■ **What you should do**:
If a line in the material below has the string "dann", copy it out.

+++

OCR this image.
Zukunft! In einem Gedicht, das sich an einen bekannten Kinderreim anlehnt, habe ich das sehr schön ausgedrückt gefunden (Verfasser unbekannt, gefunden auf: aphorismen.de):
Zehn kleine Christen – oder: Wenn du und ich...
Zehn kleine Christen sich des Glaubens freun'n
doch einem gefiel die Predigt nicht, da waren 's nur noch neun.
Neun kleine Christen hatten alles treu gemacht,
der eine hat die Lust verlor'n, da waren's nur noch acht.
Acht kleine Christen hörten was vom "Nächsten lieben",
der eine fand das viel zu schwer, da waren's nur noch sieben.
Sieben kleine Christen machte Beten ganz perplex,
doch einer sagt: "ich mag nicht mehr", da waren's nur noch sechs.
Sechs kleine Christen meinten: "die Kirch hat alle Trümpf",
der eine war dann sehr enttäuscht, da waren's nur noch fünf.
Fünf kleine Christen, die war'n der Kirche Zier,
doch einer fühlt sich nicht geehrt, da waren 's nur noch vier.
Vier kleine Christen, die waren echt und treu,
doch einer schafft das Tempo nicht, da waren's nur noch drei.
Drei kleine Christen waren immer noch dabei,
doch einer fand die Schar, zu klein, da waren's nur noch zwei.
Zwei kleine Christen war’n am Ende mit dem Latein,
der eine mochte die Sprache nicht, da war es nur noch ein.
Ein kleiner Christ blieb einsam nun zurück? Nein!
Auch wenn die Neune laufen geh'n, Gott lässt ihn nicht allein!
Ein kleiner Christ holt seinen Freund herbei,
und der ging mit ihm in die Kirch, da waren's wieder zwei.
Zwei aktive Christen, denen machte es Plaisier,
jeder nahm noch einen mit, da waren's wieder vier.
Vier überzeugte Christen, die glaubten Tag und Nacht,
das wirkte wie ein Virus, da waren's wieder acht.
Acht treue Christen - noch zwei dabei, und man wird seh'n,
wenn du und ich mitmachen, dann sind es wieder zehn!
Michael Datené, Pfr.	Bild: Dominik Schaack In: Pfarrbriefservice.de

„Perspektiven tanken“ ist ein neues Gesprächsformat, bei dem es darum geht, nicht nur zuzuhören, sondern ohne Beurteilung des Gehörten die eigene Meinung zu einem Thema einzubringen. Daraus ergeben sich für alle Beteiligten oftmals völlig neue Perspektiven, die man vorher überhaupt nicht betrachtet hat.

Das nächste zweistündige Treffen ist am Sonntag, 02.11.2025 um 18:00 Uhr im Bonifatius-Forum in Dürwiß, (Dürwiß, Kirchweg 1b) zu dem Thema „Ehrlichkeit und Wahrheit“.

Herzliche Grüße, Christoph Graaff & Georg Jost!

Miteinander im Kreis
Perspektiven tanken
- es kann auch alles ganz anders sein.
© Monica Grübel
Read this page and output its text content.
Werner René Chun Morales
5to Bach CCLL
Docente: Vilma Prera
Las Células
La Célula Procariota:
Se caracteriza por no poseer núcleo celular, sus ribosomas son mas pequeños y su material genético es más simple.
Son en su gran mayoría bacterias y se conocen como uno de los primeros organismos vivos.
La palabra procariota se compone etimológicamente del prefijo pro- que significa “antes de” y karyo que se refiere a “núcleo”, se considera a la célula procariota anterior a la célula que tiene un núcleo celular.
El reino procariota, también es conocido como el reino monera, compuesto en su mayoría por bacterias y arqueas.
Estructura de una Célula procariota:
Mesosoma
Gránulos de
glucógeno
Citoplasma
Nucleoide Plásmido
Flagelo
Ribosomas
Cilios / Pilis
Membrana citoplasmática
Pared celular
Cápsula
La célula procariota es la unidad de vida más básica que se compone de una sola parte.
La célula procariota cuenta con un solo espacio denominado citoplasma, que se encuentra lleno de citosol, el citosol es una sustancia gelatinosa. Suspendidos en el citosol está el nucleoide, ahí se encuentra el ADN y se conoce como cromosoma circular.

+++

■ **Result**:
der eine war dann sehr enttäuscht, da waren's nur noch fünf.
wenn du und ich mitmachen, dann sind es wieder zehn!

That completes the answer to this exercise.